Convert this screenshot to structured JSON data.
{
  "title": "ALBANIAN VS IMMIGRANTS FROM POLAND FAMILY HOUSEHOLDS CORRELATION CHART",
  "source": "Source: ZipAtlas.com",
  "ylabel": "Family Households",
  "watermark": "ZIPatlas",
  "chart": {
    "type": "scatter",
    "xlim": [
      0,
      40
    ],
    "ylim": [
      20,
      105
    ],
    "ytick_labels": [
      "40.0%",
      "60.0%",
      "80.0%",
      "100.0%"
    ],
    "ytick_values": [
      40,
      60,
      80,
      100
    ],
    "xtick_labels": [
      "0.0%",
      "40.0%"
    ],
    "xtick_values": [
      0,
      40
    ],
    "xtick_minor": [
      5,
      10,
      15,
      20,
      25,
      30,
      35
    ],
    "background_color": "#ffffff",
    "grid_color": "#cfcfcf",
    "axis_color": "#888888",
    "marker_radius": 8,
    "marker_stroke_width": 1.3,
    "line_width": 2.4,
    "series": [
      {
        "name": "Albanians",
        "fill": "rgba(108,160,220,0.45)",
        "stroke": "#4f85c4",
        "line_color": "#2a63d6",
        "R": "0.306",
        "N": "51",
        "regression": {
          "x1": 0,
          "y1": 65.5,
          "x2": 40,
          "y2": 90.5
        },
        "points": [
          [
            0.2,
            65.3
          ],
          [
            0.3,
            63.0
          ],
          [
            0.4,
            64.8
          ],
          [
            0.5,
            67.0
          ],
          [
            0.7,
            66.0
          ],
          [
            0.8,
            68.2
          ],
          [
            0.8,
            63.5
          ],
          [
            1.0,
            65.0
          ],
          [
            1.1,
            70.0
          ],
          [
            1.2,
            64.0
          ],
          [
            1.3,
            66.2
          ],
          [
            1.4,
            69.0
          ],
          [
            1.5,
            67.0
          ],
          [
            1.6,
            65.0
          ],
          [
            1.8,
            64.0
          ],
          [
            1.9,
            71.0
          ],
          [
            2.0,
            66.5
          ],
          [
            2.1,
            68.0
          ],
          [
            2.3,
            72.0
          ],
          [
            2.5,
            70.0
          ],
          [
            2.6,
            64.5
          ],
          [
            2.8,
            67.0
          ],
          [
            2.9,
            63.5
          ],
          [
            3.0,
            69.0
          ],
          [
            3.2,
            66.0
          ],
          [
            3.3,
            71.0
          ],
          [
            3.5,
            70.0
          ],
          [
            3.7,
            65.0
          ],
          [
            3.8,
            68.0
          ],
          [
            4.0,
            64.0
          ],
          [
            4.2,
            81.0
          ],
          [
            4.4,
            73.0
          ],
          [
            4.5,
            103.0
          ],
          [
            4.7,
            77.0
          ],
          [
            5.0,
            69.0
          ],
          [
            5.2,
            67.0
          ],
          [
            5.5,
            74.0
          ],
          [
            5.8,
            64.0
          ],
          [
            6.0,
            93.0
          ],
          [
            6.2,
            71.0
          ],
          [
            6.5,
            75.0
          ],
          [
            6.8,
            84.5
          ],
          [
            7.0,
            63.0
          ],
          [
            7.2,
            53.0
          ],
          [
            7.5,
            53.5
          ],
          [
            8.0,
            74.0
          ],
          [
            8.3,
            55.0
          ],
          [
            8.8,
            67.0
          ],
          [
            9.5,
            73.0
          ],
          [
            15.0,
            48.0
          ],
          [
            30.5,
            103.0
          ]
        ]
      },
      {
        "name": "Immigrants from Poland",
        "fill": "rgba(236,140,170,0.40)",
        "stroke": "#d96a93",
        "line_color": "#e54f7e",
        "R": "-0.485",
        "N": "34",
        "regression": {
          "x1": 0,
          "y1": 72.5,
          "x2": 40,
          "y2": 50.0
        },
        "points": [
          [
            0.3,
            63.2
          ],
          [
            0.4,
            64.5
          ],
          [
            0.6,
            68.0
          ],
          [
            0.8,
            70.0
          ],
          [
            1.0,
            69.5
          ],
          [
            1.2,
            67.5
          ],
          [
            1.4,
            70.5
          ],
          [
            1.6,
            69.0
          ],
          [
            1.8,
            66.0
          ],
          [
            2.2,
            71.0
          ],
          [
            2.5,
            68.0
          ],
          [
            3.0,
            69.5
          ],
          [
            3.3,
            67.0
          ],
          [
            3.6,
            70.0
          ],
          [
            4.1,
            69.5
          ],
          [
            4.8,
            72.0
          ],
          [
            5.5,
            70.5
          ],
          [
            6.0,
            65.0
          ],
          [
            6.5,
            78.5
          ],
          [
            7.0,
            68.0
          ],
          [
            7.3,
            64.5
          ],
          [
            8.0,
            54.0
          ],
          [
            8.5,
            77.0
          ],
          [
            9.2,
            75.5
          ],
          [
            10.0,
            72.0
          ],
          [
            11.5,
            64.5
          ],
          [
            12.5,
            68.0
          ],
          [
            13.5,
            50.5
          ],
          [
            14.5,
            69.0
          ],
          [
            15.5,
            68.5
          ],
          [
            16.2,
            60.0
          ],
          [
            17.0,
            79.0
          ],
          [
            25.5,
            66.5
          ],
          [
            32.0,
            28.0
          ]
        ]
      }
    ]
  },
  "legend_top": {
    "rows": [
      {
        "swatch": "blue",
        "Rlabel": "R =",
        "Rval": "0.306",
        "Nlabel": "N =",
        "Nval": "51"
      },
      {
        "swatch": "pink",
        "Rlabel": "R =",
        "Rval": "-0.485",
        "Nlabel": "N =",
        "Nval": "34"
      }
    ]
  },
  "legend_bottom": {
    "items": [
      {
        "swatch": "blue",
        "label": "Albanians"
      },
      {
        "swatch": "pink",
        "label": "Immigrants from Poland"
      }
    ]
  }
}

____________________

Directions :: Transcribe the material exactly as it reads.

Finished task ::
Convert this screenshot to structured JSON data.
{
  "title": "ALBANIAN VS IMMIGRANTS FROM POLAND FAMILY HOUSEHOLDS CORRELATION CHART",
  "source": "Source: ZipAtlas.com",
  "ylabel": "Family Households",
  "watermark": "ZIPatlas",
  "chart": {
    "type": "scatter",
    "xlim": [
      0,
      40
    ],
    "ylim": [
      20,
      105
    ],
    "ytick_labels": [
      "40.0%",
      "60.0%",
      "80.0%",
      "100.0%"
    ],
    "ytick_values": [
      40,
      60,
      80,
      100
    ],
    "xtick_labels": [
      "0.0%",
      "40.0%"
    ],
    "xtick_values": [
      0,
      40
    ],
    "xtick_minor": [
      5,
      10,
      15,
      20,
      25,
      30,
      35
    ],
    "background_color": "#ffffff",
    "grid_color": "#cfcfcf",
    "axis_color": "#888888",
    "marker_radius": 8,
    "marker_stroke_width": 1.3,
    "line_width": 2.4,
    "series": [
      {
        "name": "Albanians",
        "fill": "rgba(108,160,220,0.45)",
        "stroke": "#4f85c4",
        "line_color": "#2a63d6",
        "R": "0.306",
        "N": "51",
        "regression": {
          "x1": 0,
          "y1": 65.5,
          "x2": 40,
          "y2": 90.5
        },
        "points": [
          [
            0.2,
            65.3
          ],
          [
            0.3,
            63.0
          ],
          [
            0.4,
            64.8
          ],
          [
            0.5,
            67.0
          ],
          [
            0.7,
            66.0
          ],
          [
            0.8,
            68.2
          ],
          [
            0.8,
            63.5
          ],
          [
            1.0,
            65.0
          ],
          [
            1.1,
            70.0
          ],
          [
            1.2,
            64.0
          ],
          [
            1.3,
            66.2
          ],
          [
            1.4,
            69.0
          ],
          [
            1.5,
            67.0
          ],
          [
            1.6,
            65.0
          ],
          [
            1.8,
            64.0
          ],
          [
            1.9,
            71.0
          ],
          [
            2.0,
            66.5
          ],
          [
            2.1,
            68.0
          ],
          [
            2.3,
            72.0
          ],
          [
            2.5,
            70.0
          ],
          [
            2.6,
            64.5
          ],
          [
            2.8,
            67.0
          ],
          [
            2.9,
            63.5
          ],
          [
            3.0,
            69.0
          ],
          [
            3.2,
            66.0
          ],
          [
            3.3,
            71.0
          ],
          [
            3.5,
            70.0
          ],
          [
            3.7,
            65.0
          ],
          [
            3.8,
            68.0
          ],
          [
            4.0,
            64.0
          ],
          [
            4.2,
            81.0
          ],
          [
            4.4,
            73.0
          ],
          [
            4.5,
            103.0
          ],
          [
            4.7,
            77.0
          ],
          [
            5.0,
            69.0
          ],
          [
            5.2,
            67.0
          ],
          [
            5.5,
            74.0
          ],
          [
            5.8,
            64.0
          ],
          [
            6.0,
            93.0
          ],
          [
            6.2,
            71.0
          ],
          [
            6.5,
            75.0
          ],
          [
            6.8,
            84.5
          ],
          [
            7.0,
            63.0
          ],
          [
            7.2,
            53.0
          ],
          [
            7.5,
            53.5
          ],
          [
            8.0,
            74.0
          ],
          [
            8.3,
            55.0
          ],
          [
            8.8,
            67.0
          ],
          [
            9.5,
            73.0
          ],
          [
            15.0,
            48.0
          ],
          [
            30.5,
            103.0
          ]
        ]
      },
      {
        "name": "Immigrants from Poland",
        "fill": "rgba(236,140,170,0.40)",
        "stroke": "#d96a93",
        "line_color": "#e54f7e",
        "R": "-0.485",
        "N": "34",
        "regression": {
          "x1": 0,
          "y1": 72.5,
          "x2": 40,
          "y2": 50.0
        },
        "points": [
          [
            0.3,
            63.2
          ],
          [
            0.4,
            64.5
          ],
          [
            0.6,
            68.0
          ],
          [
            0.8,
            70.0
          ],
          [
            1.0,
            69.5
          ],
          [
            1.2,
            67.5
          ],
          [
            1.4,
            70.5
          ],
          [
            1.6,
            69.0
          ],
          [
            1.8,
            66.0
          ],
          [
            2.2,
            71.0
          ],
          [
            2.5,
            68.0
          ],
          [
            3.0,
            69.5
          ],
          [
            3.3,
            67.0
          ],
          [
            3.6,
            70.0
          ],
          [
            4.1,
            69.5
          ],
          [
            4.8,
            72.0
          ],
          [
            5.5,
            70.5
          ],
          [
            6.0,
            65.0
          ],
          [
            6.5,
            78.5
          ],
          [
            7.0,
            68.0
          ],
          [
            7.3,
            64.5
          ],
          [
            8.0,
            54.0
          ],
          [
            8.5,
            77.0
          ],
          [
            9.2,
            75.5
          ],
          [
            10.0,
            72.0
          ],
          [
            11.5,
            64.5
          ],
          [
            12.5,
            68.0
          ],
          [
            13.5,
            50.5
          ],
          [
            14.5,
            69.0
          ],
          [
            15.5,
            68.5
          ],
          [
            16.2,
            60.0
          ],
          [
            17.0,
            79.0
          ],
          [
            25.5,
            66.5
          ],
          [
            32.0,
            28.0
          ]
        ]
      }
    ]
  },
  "legend_top": {
    "rows": [
      {
        "swatch": "blue",
        "Rlabel": "R =",
        "Rval": "0.306",
        "Nlabel": "N =",
        "Nval": "51"
      },
      {
        "swatch": "pink",
        "Rlabel": "R =",
        "Rval": "-0.485",
        "Nlabel": "N =",
        "Nval": "34"
      }
    ]
  },
  "legend_bottom": {
    "items": [
      {
        "swatch": "blue",
        "label": "Albanians"
      },
      {
        "swatch": "pink",
        "label": "Immigrants from Poland"
      }
    ]
  }
}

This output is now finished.